START ENTRIES SHOWN

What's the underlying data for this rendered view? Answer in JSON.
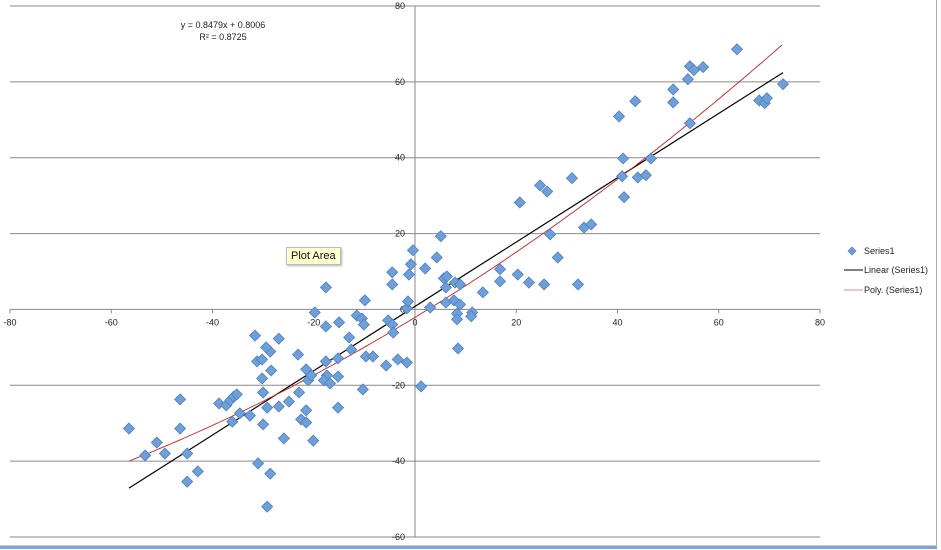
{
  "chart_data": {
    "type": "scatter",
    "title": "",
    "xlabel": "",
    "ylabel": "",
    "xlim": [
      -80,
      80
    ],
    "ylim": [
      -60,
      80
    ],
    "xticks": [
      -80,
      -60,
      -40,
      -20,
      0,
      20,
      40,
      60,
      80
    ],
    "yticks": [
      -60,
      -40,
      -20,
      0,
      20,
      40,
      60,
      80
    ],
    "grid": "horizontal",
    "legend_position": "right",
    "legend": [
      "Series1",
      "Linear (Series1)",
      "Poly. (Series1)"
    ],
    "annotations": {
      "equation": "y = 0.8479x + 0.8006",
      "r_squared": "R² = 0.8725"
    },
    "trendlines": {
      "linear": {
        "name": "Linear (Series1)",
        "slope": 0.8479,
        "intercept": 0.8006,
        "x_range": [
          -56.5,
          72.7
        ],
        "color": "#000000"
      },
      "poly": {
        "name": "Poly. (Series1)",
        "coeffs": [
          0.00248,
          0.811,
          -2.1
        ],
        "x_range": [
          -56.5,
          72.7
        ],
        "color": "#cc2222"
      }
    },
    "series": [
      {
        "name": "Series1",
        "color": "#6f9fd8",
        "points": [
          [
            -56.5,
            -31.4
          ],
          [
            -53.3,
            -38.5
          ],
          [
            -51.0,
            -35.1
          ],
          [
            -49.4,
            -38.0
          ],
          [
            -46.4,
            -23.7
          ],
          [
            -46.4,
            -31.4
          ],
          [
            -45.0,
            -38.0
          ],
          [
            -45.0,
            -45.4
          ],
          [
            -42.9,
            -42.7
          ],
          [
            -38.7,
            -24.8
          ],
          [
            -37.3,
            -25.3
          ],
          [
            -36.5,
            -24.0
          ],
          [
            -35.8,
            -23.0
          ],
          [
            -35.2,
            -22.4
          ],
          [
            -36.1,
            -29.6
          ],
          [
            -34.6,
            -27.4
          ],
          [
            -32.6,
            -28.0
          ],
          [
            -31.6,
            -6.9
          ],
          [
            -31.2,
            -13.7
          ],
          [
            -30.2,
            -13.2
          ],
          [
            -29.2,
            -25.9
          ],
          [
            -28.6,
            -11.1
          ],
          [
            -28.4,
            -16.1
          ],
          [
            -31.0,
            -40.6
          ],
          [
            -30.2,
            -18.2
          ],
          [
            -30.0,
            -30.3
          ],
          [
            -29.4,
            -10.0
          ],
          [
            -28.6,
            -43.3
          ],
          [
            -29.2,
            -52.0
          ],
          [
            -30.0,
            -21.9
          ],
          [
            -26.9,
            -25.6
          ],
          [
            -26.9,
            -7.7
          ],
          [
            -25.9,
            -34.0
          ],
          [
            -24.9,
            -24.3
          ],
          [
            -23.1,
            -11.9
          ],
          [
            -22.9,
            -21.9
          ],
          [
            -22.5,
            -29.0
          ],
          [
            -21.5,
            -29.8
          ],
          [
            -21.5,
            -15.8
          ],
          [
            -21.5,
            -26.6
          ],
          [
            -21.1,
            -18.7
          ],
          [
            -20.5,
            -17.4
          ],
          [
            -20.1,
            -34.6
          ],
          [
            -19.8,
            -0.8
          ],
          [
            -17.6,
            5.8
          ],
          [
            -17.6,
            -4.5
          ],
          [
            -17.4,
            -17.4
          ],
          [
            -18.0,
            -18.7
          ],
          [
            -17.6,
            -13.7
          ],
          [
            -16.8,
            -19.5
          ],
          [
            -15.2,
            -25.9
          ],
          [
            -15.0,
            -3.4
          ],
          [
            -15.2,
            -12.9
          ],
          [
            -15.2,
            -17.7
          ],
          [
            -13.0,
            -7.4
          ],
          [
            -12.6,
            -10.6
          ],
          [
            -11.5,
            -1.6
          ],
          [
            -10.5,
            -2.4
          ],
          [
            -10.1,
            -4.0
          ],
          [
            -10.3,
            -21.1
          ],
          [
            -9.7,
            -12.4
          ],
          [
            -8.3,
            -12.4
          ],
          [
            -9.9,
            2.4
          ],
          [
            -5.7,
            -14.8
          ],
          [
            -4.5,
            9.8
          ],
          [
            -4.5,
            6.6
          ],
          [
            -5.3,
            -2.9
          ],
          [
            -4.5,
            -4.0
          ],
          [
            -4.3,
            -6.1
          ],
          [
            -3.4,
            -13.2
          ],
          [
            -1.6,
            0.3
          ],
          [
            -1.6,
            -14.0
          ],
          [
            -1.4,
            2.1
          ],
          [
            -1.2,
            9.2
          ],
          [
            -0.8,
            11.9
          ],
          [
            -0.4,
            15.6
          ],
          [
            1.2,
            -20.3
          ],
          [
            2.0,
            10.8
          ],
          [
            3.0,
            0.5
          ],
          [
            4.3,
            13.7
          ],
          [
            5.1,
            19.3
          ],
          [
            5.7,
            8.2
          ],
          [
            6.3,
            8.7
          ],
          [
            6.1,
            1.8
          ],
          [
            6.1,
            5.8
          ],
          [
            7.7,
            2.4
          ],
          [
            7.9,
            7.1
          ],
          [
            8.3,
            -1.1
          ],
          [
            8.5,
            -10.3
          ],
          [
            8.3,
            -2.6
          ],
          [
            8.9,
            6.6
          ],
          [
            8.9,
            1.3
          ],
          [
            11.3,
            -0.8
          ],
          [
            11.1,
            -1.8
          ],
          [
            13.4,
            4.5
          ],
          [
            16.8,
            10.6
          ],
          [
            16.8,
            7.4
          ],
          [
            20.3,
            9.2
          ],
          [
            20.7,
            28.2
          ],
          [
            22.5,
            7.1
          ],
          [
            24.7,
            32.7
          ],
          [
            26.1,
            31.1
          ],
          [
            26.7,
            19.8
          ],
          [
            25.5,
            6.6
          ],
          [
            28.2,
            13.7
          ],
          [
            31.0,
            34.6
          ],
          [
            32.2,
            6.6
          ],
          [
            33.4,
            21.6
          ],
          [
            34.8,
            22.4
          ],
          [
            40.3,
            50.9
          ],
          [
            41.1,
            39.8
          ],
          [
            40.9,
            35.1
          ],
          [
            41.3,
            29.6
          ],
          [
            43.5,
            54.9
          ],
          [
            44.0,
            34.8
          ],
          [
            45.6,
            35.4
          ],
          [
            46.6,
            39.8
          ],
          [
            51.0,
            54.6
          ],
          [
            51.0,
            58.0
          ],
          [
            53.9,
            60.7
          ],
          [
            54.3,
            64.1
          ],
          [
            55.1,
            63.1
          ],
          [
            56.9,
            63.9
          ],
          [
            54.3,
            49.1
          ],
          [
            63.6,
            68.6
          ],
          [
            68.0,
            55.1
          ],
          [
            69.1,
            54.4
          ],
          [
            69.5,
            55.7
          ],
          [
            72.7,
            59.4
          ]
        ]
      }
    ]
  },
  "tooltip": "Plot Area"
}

END ENTRIES SHOWN

PROBLEM: The data above should be repeated exactly, minus any pictures.

TASK OUTPUT:
What's the underlying data for this rendered view? Answer in JSON.
{
  "chart_data": {
    "type": "scatter",
    "title": "",
    "xlabel": "",
    "ylabel": "",
    "xlim": [
      -80,
      80
    ],
    "ylim": [
      -60,
      80
    ],
    "xticks": [
      -80,
      -60,
      -40,
      -20,
      0,
      20,
      40,
      60,
      80
    ],
    "yticks": [
      -60,
      -40,
      -20,
      0,
      20,
      40,
      60,
      80
    ],
    "grid": "horizontal",
    "legend_position": "right",
    "legend": [
      "Series1",
      "Linear (Series1)",
      "Poly. (Series1)"
    ],
    "annotations": {
      "equation": "y = 0.8479x + 0.8006",
      "r_squared": "R² = 0.8725"
    },
    "trendlines": {
      "linear": {
        "name": "Linear (Series1)",
        "slope": 0.8479,
        "intercept": 0.8006,
        "x_range": [
          -56.5,
          72.7
        ],
        "color": "#000000"
      },
      "poly": {
        "name": "Poly. (Series1)",
        "coeffs": [
          0.00248,
          0.811,
          -2.1
        ],
        "x_range": [
          -56.5,
          72.7
        ],
        "color": "#cc2222"
      }
    },
    "series": [
      {
        "name": "Series1",
        "color": "#6f9fd8",
        "points": [
          [
            -56.5,
            -31.4
          ],
          [
            -53.3,
            -38.5
          ],
          [
            -51.0,
            -35.1
          ],
          [
            -49.4,
            -38.0
          ],
          [
            -46.4,
            -23.7
          ],
          [
            -46.4,
            -31.4
          ],
          [
            -45.0,
            -38.0
          ],
          [
            -45.0,
            -45.4
          ],
          [
            -42.9,
            -42.7
          ],
          [
            -38.7,
            -24.8
          ],
          [
            -37.3,
            -25.3
          ],
          [
            -36.5,
            -24.0
          ],
          [
            -35.8,
            -23.0
          ],
          [
            -35.2,
            -22.4
          ],
          [
            -36.1,
            -29.6
          ],
          [
            -34.6,
            -27.4
          ],
          [
            -32.6,
            -28.0
          ],
          [
            -31.6,
            -6.9
          ],
          [
            -31.2,
            -13.7
          ],
          [
            -30.2,
            -13.2
          ],
          [
            -29.2,
            -25.9
          ],
          [
            -28.6,
            -11.1
          ],
          [
            -28.4,
            -16.1
          ],
          [
            -31.0,
            -40.6
          ],
          [
            -30.2,
            -18.2
          ],
          [
            -30.0,
            -30.3
          ],
          [
            -29.4,
            -10.0
          ],
          [
            -28.6,
            -43.3
          ],
          [
            -29.2,
            -52.0
          ],
          [
            -30.0,
            -21.9
          ],
          [
            -26.9,
            -25.6
          ],
          [
            -26.9,
            -7.7
          ],
          [
            -25.9,
            -34.0
          ],
          [
            -24.9,
            -24.3
          ],
          [
            -23.1,
            -11.9
          ],
          [
            -22.9,
            -21.9
          ],
          [
            -22.5,
            -29.0
          ],
          [
            -21.5,
            -29.8
          ],
          [
            -21.5,
            -15.8
          ],
          [
            -21.5,
            -26.6
          ],
          [
            -21.1,
            -18.7
          ],
          [
            -20.5,
            -17.4
          ],
          [
            -20.1,
            -34.6
          ],
          [
            -19.8,
            -0.8
          ],
          [
            -17.6,
            5.8
          ],
          [
            -17.6,
            -4.5
          ],
          [
            -17.4,
            -17.4
          ],
          [
            -18.0,
            -18.7
          ],
          [
            -17.6,
            -13.7
          ],
          [
            -16.8,
            -19.5
          ],
          [
            -15.2,
            -25.9
          ],
          [
            -15.0,
            -3.4
          ],
          [
            -15.2,
            -12.9
          ],
          [
            -15.2,
            -17.7
          ],
          [
            -13.0,
            -7.4
          ],
          [
            -12.6,
            -10.6
          ],
          [
            -11.5,
            -1.6
          ],
          [
            -10.5,
            -2.4
          ],
          [
            -10.1,
            -4.0
          ],
          [
            -10.3,
            -21.1
          ],
          [
            -9.7,
            -12.4
          ],
          [
            -8.3,
            -12.4
          ],
          [
            -9.9,
            2.4
          ],
          [
            -5.7,
            -14.8
          ],
          [
            -4.5,
            9.8
          ],
          [
            -4.5,
            6.6
          ],
          [
            -5.3,
            -2.9
          ],
          [
            -4.5,
            -4.0
          ],
          [
            -4.3,
            -6.1
          ],
          [
            -3.4,
            -13.2
          ],
          [
            -1.6,
            0.3
          ],
          [
            -1.6,
            -14.0
          ],
          [
            -1.4,
            2.1
          ],
          [
            -1.2,
            9.2
          ],
          [
            -0.8,
            11.9
          ],
          [
            -0.4,
            15.6
          ],
          [
            1.2,
            -20.3
          ],
          [
            2.0,
            10.8
          ],
          [
            3.0,
            0.5
          ],
          [
            4.3,
            13.7
          ],
          [
            5.1,
            19.3
          ],
          [
            5.7,
            8.2
          ],
          [
            6.3,
            8.7
          ],
          [
            6.1,
            1.8
          ],
          [
            6.1,
            5.8
          ],
          [
            7.7,
            2.4
          ],
          [
            7.9,
            7.1
          ],
          [
            8.3,
            -1.1
          ],
          [
            8.5,
            -10.3
          ],
          [
            8.3,
            -2.6
          ],
          [
            8.9,
            6.6
          ],
          [
            8.9,
            1.3
          ],
          [
            11.3,
            -0.8
          ],
          [
            11.1,
            -1.8
          ],
          [
            13.4,
            4.5
          ],
          [
            16.8,
            10.6
          ],
          [
            16.8,
            7.4
          ],
          [
            20.3,
            9.2
          ],
          [
            20.7,
            28.2
          ],
          [
            22.5,
            7.1
          ],
          [
            24.7,
            32.7
          ],
          [
            26.1,
            31.1
          ],
          [
            26.7,
            19.8
          ],
          [
            25.5,
            6.6
          ],
          [
            28.2,
            13.7
          ],
          [
            31.0,
            34.6
          ],
          [
            32.2,
            6.6
          ],
          [
            33.4,
            21.6
          ],
          [
            34.8,
            22.4
          ],
          [
            40.3,
            50.9
          ],
          [
            41.1,
            39.8
          ],
          [
            40.9,
            35.1
          ],
          [
            41.3,
            29.6
          ],
          [
            43.5,
            54.9
          ],
          [
            44.0,
            34.8
          ],
          [
            45.6,
            35.4
          ],
          [
            46.6,
            39.8
          ],
          [
            51.0,
            54.6
          ],
          [
            51.0,
            58.0
          ],
          [
            53.9,
            60.7
          ],
          [
            54.3,
            64.1
          ],
          [
            55.1,
            63.1
          ],
          [
            56.9,
            63.9
          ],
          [
            54.3,
            49.1
          ],
          [
            63.6,
            68.6
          ],
          [
            68.0,
            55.1
          ],
          [
            69.1,
            54.4
          ],
          [
            69.5,
            55.7
          ],
          [
            72.7,
            59.4
          ]
        ]
      }
    ]
  },
  "tooltip": "Plot Area"
}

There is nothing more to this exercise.